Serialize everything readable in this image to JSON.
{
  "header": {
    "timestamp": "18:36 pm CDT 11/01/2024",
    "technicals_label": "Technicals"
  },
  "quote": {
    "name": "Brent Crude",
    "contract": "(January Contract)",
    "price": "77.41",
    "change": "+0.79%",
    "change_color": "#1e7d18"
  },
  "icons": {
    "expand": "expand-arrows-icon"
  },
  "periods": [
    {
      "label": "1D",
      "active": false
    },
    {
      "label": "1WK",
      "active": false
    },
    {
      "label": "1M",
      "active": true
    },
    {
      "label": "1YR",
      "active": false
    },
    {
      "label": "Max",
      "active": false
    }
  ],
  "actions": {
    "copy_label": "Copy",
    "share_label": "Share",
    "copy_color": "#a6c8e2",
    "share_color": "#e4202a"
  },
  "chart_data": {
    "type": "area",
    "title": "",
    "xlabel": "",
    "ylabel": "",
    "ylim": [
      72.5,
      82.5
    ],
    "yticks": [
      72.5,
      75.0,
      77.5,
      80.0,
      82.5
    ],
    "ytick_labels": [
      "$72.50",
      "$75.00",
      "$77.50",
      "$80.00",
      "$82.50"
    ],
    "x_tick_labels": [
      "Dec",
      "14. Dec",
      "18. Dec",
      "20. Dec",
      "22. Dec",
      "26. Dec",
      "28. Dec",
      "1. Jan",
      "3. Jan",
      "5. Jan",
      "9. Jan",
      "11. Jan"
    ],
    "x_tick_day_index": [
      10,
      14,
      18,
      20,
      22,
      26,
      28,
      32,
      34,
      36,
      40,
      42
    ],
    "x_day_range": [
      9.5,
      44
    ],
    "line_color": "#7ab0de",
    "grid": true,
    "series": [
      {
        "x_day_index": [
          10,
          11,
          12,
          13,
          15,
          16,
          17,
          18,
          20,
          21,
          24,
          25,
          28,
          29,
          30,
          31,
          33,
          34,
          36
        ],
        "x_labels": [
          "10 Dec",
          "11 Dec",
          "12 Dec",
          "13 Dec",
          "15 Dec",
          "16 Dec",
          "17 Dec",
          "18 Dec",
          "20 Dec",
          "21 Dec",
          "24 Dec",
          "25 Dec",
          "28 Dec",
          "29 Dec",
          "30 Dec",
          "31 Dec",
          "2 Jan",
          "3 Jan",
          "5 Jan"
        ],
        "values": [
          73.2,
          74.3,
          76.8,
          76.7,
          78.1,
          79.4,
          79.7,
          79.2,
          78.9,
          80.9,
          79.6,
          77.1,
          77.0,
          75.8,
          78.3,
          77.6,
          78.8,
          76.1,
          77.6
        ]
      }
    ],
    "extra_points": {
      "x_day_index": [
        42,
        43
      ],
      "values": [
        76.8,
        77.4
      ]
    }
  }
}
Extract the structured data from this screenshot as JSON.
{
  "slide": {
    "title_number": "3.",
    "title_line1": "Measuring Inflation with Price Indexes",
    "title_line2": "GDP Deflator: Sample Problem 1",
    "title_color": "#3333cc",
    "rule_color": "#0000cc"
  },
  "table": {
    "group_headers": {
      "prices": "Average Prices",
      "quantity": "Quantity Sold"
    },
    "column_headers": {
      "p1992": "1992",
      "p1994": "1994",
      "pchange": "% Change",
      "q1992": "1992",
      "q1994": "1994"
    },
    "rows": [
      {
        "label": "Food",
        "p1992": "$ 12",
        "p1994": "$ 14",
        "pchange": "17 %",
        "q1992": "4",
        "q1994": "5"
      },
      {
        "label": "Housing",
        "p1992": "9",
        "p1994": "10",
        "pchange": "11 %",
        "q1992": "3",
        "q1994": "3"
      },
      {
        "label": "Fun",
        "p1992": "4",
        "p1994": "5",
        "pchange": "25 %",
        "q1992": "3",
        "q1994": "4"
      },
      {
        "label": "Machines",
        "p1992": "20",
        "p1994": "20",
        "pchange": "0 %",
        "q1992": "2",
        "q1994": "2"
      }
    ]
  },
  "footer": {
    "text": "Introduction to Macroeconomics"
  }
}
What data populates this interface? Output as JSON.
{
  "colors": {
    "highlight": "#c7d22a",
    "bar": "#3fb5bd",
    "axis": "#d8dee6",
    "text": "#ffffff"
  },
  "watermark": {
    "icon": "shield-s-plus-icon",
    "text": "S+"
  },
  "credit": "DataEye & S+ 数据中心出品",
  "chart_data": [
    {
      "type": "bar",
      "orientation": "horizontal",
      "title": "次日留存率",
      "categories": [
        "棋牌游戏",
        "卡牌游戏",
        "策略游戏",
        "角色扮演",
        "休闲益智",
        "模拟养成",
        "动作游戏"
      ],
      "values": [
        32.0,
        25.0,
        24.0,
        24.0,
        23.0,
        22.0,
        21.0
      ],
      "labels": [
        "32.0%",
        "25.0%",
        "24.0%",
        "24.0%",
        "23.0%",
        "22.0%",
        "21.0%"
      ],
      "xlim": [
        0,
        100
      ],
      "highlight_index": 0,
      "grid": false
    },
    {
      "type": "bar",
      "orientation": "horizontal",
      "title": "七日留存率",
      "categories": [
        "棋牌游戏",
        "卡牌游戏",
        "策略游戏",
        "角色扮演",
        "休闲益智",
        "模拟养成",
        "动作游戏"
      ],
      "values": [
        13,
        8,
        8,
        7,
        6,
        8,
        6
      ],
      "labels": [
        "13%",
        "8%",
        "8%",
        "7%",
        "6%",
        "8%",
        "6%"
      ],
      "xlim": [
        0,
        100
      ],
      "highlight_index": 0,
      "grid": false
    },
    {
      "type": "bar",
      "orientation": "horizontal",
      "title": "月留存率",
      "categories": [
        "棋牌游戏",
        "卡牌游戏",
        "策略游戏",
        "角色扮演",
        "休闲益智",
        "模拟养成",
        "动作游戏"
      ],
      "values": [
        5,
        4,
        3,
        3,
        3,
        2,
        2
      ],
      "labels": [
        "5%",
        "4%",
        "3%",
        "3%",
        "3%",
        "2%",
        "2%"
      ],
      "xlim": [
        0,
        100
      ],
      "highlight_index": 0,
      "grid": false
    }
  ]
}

▶ YOUR GOAL
Extract all of the data above without altering anything.

▶ OUTPUT BELOW
Serialize everything readable in this image to JSON.
{
  "header": {
    "timestamp": "18:36 pm CDT 11/01/2024",
    "technicals_label": "Technicals"
  },
  "quote": {
    "name": "Brent Crude",
    "contract": "(January Contract)",
    "price": "77.41",
    "change": "+0.79%",
    "change_color": "#1e7d18"
  },
  "icons": {
    "expand": "expand-arrows-icon"
  },
  "periods": [
    {
      "label": "1D",
      "active": false
    },
    {
      "label": "1WK",
      "active": false
    },
    {
      "label": "1M",
      "active": true
    },
    {
      "label": "1YR",
      "active": false
    },
    {
      "label": "Max",
      "active": false
    }
  ],
  "actions": {
    "copy_label": "Copy",
    "share_label": "Share",
    "copy_color": "#a6c8e2",
    "share_color": "#e4202a"
  },
  "chart_data": {
    "type": "area",
    "title": "",
    "xlabel": "",
    "ylabel": "",
    "ylim": [
      72.5,
      82.5
    ],
    "yticks": [
      72.5,
      75.0,
      77.5,
      80.0,
      82.5
    ],
    "ytick_labels": [
      "$72.50",
      "$75.00",
      "$77.50",
      "$80.00",
      "$82.50"
    ],
    "x_tick_labels": [
      "Dec",
      "14. Dec",
      "18. Dec",
      "20. Dec",
      "22. Dec",
      "26. Dec",
      "28. Dec",
      "1. Jan",
      "3. Jan",
      "5. Jan",
      "9. Jan",
      "11. Jan"
    ],
    "x_tick_day_index": [
      10,
      14,
      18,
      20,
      22,
      26,
      28,
      32,
      34,
      36,
      40,
      42
    ],
    "x_day_range": [
      9.5,
      44
    ],
    "line_color": "#7ab0de",
    "grid": true,
    "series": [
      {
        "x_day_index": [
          10,
          11,
          12,
          13,
          15,
          16,
          17,
          18,
          20,
          21,
          24,
          25,
          28,
          29,
          30,
          31,
          33,
          34,
          36
        ],
        "x_labels": [
          "10 Dec",
          "11 Dec",
          "12 Dec",
          "13 Dec",
          "15 Dec",
          "16 Dec",
          "17 Dec",
          "18 Dec",
          "20 Dec",
          "21 Dec",
          "24 Dec",
          "25 Dec",
          "28 Dec",
          "29 Dec",
          "30 Dec",
          "31 Dec",
          "2 Jan",
          "3 Jan",
          "5 Jan"
        ],
        "values": [
          73.2,
          74.3,
          76.8,
          76.7,
          78.1,
          79.4,
          79.7,
          79.2,
          78.9,
          80.9,
          79.6,
          77.1,
          77.0,
          75.8,
          78.3,
          77.6,
          78.8,
          76.1,
          77.6
        ]
      }
    ],
    "extra_points": {
      "x_day_index": [
        42,
        43
      ],
      "values": [
        76.8,
        77.4
      ]
    }
  }
}
Extract the structured data from this screenshot as JSON.
{
  "slide": {
    "title_number": "3.",
    "title_line1": "Measuring Inflation with Price Indexes",
    "title_line2": "GDP Deflator: Sample Problem 1",
    "title_color": "#3333cc",
    "rule_color": "#0000cc"
  },
  "table": {
    "group_headers": {
      "prices": "Average Prices",
      "quantity": "Quantity Sold"
    },
    "column_headers": {
      "p1992": "1992",
      "p1994": "1994",
      "pchange": "% Change",
      "q1992": "1992",
      "q1994": "1994"
    },
    "rows": [
      {
        "label": "Food",
        "p1992": "$ 12",
        "p1994": "$ 14",
        "pchange": "17 %",
        "q1992": "4",
        "q1994": "5"
      },
      {
        "label": "Housing",
        "p1992": "9",
        "p1994": "10",
        "pchange": "11 %",
        "q1992": "3",
        "q1994": "3"
      },
      {
        "label": "Fun",
        "p1992": "4",
        "p1994": "5",
        "pchange": "25 %",
        "q1992": "3",
        "q1994": "4"
      },
      {
        "label": "Machines",
        "p1992": "20",
        "p1994": "20",
        "pchange": "0 %",
        "q1992": "2",
        "q1994": "2"
      }
    ]
  },
  "footer": {
    "text": "Introduction to Macroeconomics"
  }
}
What data populates this interface? Output as JSON.
{
  "colors": {
    "highlight": "#c7d22a",
    "bar": "#3fb5bd",
    "axis": "#d8dee6",
    "text": "#ffffff"
  },
  "watermark": {
    "icon": "shield-s-plus-icon",
    "text": "S+"
  },
  "credit": "DataEye & S+ 数据中心出品",
  "chart_data": [
    {
      "type": "bar",
      "orientation": "horizontal",
      "title": "次日留存率",
      "categories": [
        "棋牌游戏",
        "卡牌游戏",
        "策略游戏",
        "角色扮演",
        "休闲益智",
        "模拟养成",
        "动作游戏"
      ],
      "values": [
        32.0,
        25.0,
        24.0,
        24.0,
        23.0,
        22.0,
        21.0
      ],
      "labels": [
        "32.0%",
        "25.0%",
        "24.0%",
        "24.0%",
        "23.0%",
        "22.0%",
        "21.0%"
      ],
      "xlim": [
        0,
        100
      ],
      "highlight_index": 0,
      "grid": false
    },
    {
      "type": "bar",
      "orientation": "horizontal",
      "title": "七日留存率",
      "categories": [
        "棋牌游戏",
        "卡牌游戏",
        "策略游戏",
        "角色扮演",
        "休闲益智",
        "模拟养成",
        "动作游戏"
      ],
      "values": [
        13,
        8,
        8,
        7,
        6,
        8,
        6
      ],
      "labels": [
        "13%",
        "8%",
        "8%",
        "7%",
        "6%",
        "8%",
        "6%"
      ],
      "xlim": [
        0,
        100
      ],
      "highlight_index": 0,
      "grid": false
    },
    {
      "type": "bar",
      "orientation": "horizontal",
      "title": "月留存率",
      "categories": [
        "棋牌游戏",
        "卡牌游戏",
        "策略游戏",
        "角色扮演",
        "休闲益智",
        "模拟养成",
        "动作游戏"
      ],
      "values": [
        5,
        4,
        3,
        3,
        3,
        2,
        2
      ],
      "labels": [
        "5%",
        "4%",
        "3%",
        "3%",
        "3%",
        "2%",
        "2%"
      ],
      "xlim": [
        0,
        100
      ],
      "highlight_index": 0,
      "grid": false
    }
  ]
}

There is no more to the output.